**WHAT THE TASK REQUIRES**
The required output consists solely of the lines from the line containing "Parse this screenshot: output" through the end of the records, copied exactly.

**SUPPLIED INFORMATION**

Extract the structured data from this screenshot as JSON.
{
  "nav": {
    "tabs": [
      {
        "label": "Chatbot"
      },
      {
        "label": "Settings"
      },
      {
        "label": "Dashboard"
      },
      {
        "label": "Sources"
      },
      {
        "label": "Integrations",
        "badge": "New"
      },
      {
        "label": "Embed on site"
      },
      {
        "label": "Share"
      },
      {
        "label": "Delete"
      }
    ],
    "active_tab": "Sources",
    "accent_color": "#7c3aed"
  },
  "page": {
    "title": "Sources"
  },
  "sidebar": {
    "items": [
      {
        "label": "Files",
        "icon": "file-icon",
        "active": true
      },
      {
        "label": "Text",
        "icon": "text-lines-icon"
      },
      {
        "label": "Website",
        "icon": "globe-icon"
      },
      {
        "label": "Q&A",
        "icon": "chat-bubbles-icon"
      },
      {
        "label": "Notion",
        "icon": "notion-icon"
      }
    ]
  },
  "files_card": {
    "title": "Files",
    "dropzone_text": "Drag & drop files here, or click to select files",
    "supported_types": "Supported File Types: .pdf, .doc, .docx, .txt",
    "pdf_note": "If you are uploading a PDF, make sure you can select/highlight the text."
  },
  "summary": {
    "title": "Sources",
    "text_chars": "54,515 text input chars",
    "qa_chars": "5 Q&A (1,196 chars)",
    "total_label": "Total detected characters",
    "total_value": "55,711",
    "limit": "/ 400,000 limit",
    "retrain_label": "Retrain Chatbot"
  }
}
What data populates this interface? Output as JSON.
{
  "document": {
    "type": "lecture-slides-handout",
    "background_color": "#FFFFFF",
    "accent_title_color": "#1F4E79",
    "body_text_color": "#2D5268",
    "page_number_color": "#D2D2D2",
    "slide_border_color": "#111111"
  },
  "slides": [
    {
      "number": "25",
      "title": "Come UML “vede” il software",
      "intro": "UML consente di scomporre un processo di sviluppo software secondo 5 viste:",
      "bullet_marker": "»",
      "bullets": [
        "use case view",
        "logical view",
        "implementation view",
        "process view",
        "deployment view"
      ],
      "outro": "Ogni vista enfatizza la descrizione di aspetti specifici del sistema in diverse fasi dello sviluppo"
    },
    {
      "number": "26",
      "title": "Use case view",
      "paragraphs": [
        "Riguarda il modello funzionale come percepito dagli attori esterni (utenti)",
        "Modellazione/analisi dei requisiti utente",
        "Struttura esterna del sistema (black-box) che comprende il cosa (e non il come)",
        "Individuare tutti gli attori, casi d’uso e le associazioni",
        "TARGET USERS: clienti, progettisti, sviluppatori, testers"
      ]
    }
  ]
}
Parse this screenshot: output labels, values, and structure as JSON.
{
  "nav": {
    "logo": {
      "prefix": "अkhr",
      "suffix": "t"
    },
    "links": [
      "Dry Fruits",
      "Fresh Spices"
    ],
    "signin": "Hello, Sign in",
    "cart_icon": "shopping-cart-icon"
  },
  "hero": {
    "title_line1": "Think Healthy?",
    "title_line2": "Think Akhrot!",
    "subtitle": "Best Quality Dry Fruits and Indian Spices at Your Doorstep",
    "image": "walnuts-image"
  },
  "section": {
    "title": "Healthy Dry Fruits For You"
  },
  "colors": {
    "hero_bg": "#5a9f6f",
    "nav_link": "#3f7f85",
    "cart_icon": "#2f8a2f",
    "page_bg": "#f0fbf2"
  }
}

**RESPONSE TO THIS EXERCISE**
Parse this screenshot: output labels, values, and structure as JSON.
{
  "nav": {
    "logo": {
      "prefix": "अkhr",
      "suffix": "t"
    },
    "links": [
      "Dry Fruits",
      "Fresh Spices"
    ],
    "signin": "Hello, Sign in",
    "cart_icon": "shopping-cart-icon"
  },
  "hero": {
    "title_line1": "Think Healthy?",
    "title_line2": "Think Akhrot!",
    "subtitle": "Best Quality Dry Fruits and Indian Spices at Your Doorstep",
    "image": "walnuts-image"
  },
  "section": {
    "title": "Healthy Dry Fruits For You"
  },
  "colors": {
    "hero_bg": "#5a9f6f",
    "nav_link": "#3f7f85",
    "cart_icon": "#2f8a2f",
    "page_bg": "#f0fbf2"
  }
}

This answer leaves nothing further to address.